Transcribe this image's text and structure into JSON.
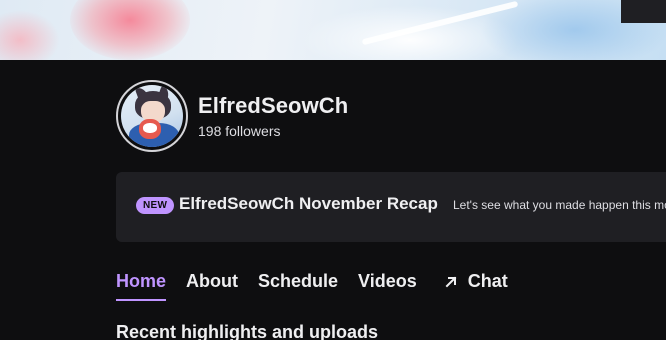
{
  "channel": {
    "name": "ElfredSeowCh",
    "followers": "198 followers"
  },
  "recap": {
    "badge": "NEW",
    "title": "ElfredSeowCh November Recap",
    "description": "Let's see what you made happen this month!"
  },
  "tabs": [
    {
      "label": "Home",
      "active": true
    },
    {
      "label": "About",
      "active": false
    },
    {
      "label": "Schedule",
      "active": false
    },
    {
      "label": "Videos",
      "active": false
    },
    {
      "label": "Chat",
      "active": false,
      "icon": "arrow-up-right-icon"
    }
  ],
  "section": {
    "title": "Recent highlights and uploads"
  },
  "colors": {
    "accent": "#bf94ff",
    "background": "#0e0e10",
    "card": "#1f1f23",
    "text": "#efeff1"
  }
}
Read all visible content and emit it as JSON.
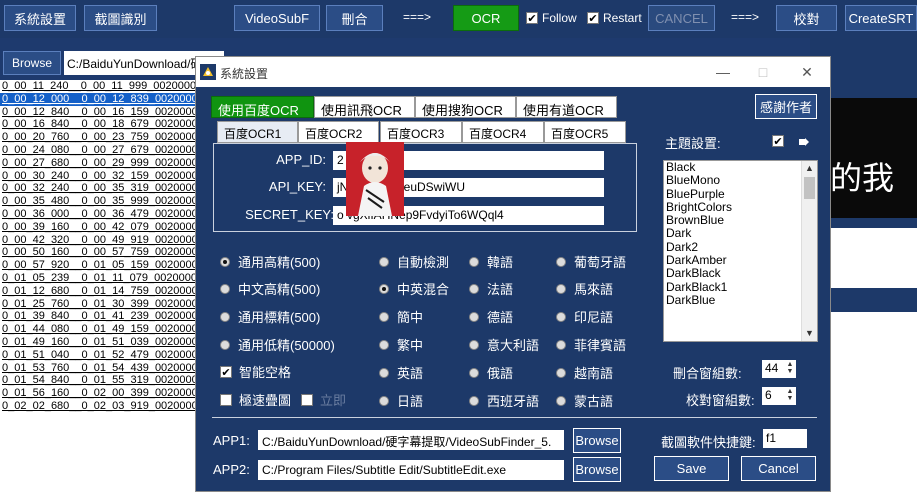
{
  "toolbar": {
    "settings_label": "系統設置",
    "capture_label": "截圖識別",
    "videosubf_label": "VideoSubF",
    "merge_label": "刪合",
    "arrow1": "===>",
    "ocr_label": "OCR",
    "follow_label": "Follow",
    "restart_label": "Restart",
    "cancel_label": "CANCEL",
    "arrow2": "===>",
    "proofread_label": "校對",
    "createsrt_label": "CreateSRT"
  },
  "browse": {
    "button_label": "Browse",
    "path_value": "C:/BaiduYunDownload/硬"
  },
  "file_list": [
    "0_00_11_240__0_00_11_999_00200000010800",
    "0_00_12_000__0_00_12_839_00200000010800",
    "0_00_12_840__0_00_16_159_00200000010800",
    "0_00_16_840__0_00_18_679_00200000010800",
    "0_00_20_760__0_00_23_759_00200000010800",
    "0_00_24_080__0_00_27_679_00200000010800",
    "0_00_27_680__0_00_29_999_00200000010800",
    "0_00_30_240__0_00_32_159_00200000010800",
    "0_00_32_240__0_00_35_319_00200000010800",
    "0_00_35_480__0_00_35_999_00200000010800",
    "0_00_36_000__0_00_36_479_00200000010800",
    "0_00_39_160__0_00_42_079_00200000010800",
    "0_00_42_320__0_00_49_919_00200000010800",
    "0_00_50_160__0_00_57_759_00200000010800",
    "0_00_57_920__0_01_05_159_00200000010800",
    "0_01_05_239__0_01_11_079_00200000010800",
    "0_01_12_680__0_01_14_759_00200000010800",
    "0_01_25_760__0_01_30_399_00200000010800",
    "0_01_39_840__0_01_41_239_00200000010800",
    "0_01_44_080__0_01_49_159_00200000010800",
    "0_01_49_160__0_01_51_039_00200000010800",
    "0_01_51_040__0_01_52_479_00200000010800",
    "0_01_53_760__0_01_54_439_00200000010800",
    "0_01_54_840__0_01_55_319_00200000010800",
    "0_01_56_160__0_02_00_399_00200000010800",
    "0_02_02_680__0_02_03_919_00200000010800"
  ],
  "file_list_selected_index": 1,
  "background_image_text": "的我",
  "dialog": {
    "title": "系統設置",
    "minimize": "—",
    "maximize": "□",
    "close": "✕",
    "engine_tabs": [
      "使用百度OCR",
      "使用訊飛OCR",
      "使用搜狗OCR",
      "使用有道OCR"
    ],
    "active_engine_tab": 0,
    "ocr_tabs": [
      "百度OCR1",
      "百度OCR2",
      "百度OCR3",
      "百度OCR4",
      "百度OCR5"
    ],
    "active_ocr_tab": 0,
    "fields": {
      "app_id_label": "APP_ID:",
      "app_id_value": "2",
      "api_key_label": "API_KEY:",
      "api_key_value": "jN           nYFZOGreuDSwiWU",
      "secret_key_label": "SECRET_KEY:",
      "secret_key_value": "o           vgXlIAHNep9FvdyiTo6WQql4"
    },
    "thanks_button": "感謝作者",
    "theme_label": "主題設置:",
    "themes": [
      "Black",
      "BlueMono",
      "BluePurple",
      "BrightColors",
      "BrownBlue",
      "Dark",
      "Dark2",
      "DarkAmber",
      "DarkBlack",
      "DarkBlack1",
      "DarkBlue"
    ],
    "accuracy_options": [
      "通用高精(500)",
      "中文高精(500)",
      "通用標精(500)",
      "通用低精(50000)"
    ],
    "accuracy_selected": 0,
    "language_options": [
      [
        "自動檢測",
        "韓語",
        "葡萄牙語"
      ],
      [
        "中英混合",
        "法語",
        "馬來語"
      ],
      [
        "簡中",
        "德語",
        "印尼語"
      ],
      [
        "繁中",
        "意大利語",
        "菲律賓語"
      ],
      [
        "英語",
        "俄語",
        "越南語"
      ],
      [
        "日語",
        "西班牙語",
        "蒙古語"
      ]
    ],
    "language_selected": "中英混合",
    "smart_space_label": "智能空格",
    "fast_overlay_label": "極速疊圖",
    "extra_label": "立即",
    "merge_groups_label": "刪合窗組數:",
    "merge_groups_value": "44",
    "proof_groups_label": "校對窗組數:",
    "proof_groups_value": "6",
    "app1_label": "APP1:",
    "app1_path": "C:/BaiduYunDownload/硬字幕提取/VideoSubFinder_5.",
    "app2_label": "APP2:",
    "app2_path": "C:/Program Files/Subtitle Edit/SubtitleEdit.exe",
    "browse_label": "Browse",
    "screenshot_shortcut_label": "截圖軟件快捷鍵:",
    "screenshot_shortcut_value": "f1",
    "save_label": "Save",
    "cancel_label": "Cancel"
  },
  "colors": {
    "app_background": "#1d3969",
    "accent_green": "#109410",
    "selection_blue": "#1460c8"
  }
}
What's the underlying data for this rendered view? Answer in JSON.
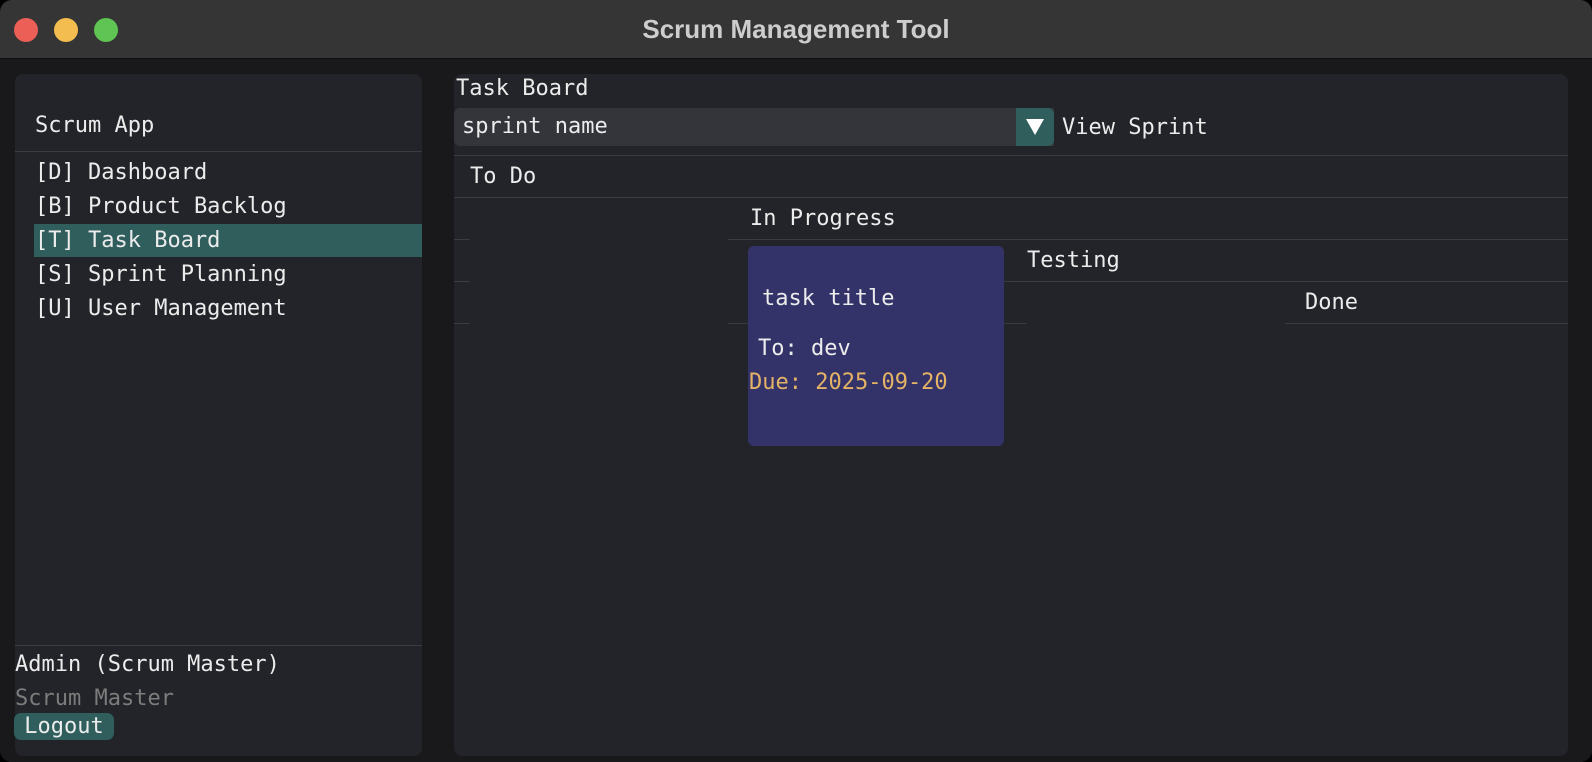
{
  "window": {
    "title": "Scrum Management Tool"
  },
  "sidebar": {
    "app_name": "Scrum App",
    "items": [
      {
        "label": "[D] Dashboard"
      },
      {
        "label": "[B] Product Backlog"
      },
      {
        "label": "[T] Task Board"
      },
      {
        "label": "[S] Sprint Planning"
      },
      {
        "label": "[U] User Management"
      }
    ],
    "active_item": "[T] Task Board",
    "user": {
      "name": "Admin (Scrum Master)",
      "role": "Scrum Master"
    },
    "logout_label": "Logout"
  },
  "main": {
    "title": "Task Board",
    "sprint_select": {
      "value": "sprint name"
    },
    "view_sprint_label": "View Sprint",
    "columns": [
      {
        "label": "To Do"
      },
      {
        "label": "In Progress"
      },
      {
        "label": "Testing"
      },
      {
        "label": "Done"
      }
    ],
    "task_card": {
      "title": "task title",
      "assignee": "To: dev",
      "due": "Due: 2025-09-20"
    }
  },
  "colors": {
    "accent": "#2f5e5d",
    "card": "#33336a",
    "due_text": "#e5b366"
  }
}
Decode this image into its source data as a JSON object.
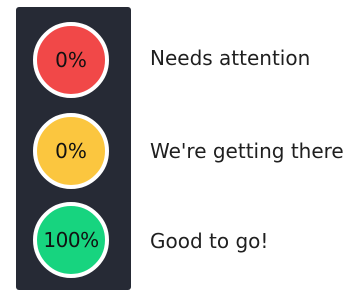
{
  "status_lights": [
    {
      "color": "#f14848",
      "percent_text": "0%",
      "label": "Needs attention"
    },
    {
      "color": "#fbc63f",
      "percent_text": "0%",
      "label": "We're getting there"
    },
    {
      "color": "#17d47f",
      "percent_text": "100%",
      "label": "Good to go!"
    }
  ]
}
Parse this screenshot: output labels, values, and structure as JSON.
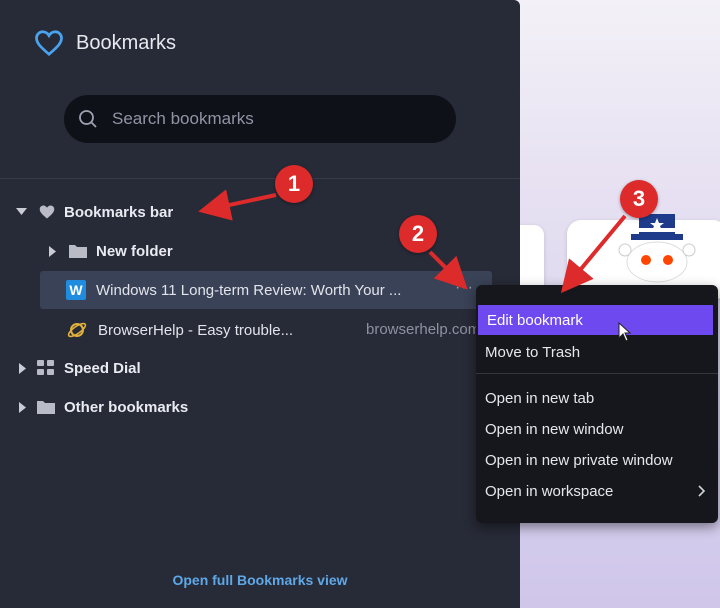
{
  "header": {
    "title": "Bookmarks"
  },
  "search": {
    "placeholder": "Search bookmarks"
  },
  "tree": {
    "bookmarks_bar": "Bookmarks bar",
    "new_folder": "New folder",
    "item_windows": "Windows 11 Long-term Review: Worth Your ...",
    "item_windows_icon": "W",
    "item_browserhelp": "BrowserHelp - Easy trouble...",
    "item_browserhelp_domain": "browserhelp.com",
    "speed_dial": "Speed Dial",
    "other_bookmarks": "Other bookmarks"
  },
  "footer": {
    "open_full": "Open full Bookmarks view"
  },
  "context_menu": {
    "edit": "Edit bookmark",
    "trash": "Move to Trash",
    "new_tab": "Open in new tab",
    "new_window": "Open in new window",
    "private_window": "Open in new private window",
    "workspace": "Open in workspace"
  },
  "annotations": {
    "one": "1",
    "two": "2",
    "three": "3"
  },
  "colors": {
    "panel": "#272a37",
    "accent": "#6e49f0",
    "badge": "#dd2a2a",
    "link": "#5fa8e8",
    "heart": "#4aa3ef"
  }
}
========
=== Request ===
Lines containing the string "structure" are to be selected and copied.

=== Full response ===
Transcribe this image's text and structure into JSON.
Parse this screenshot: output labels, values, and structure as JSON.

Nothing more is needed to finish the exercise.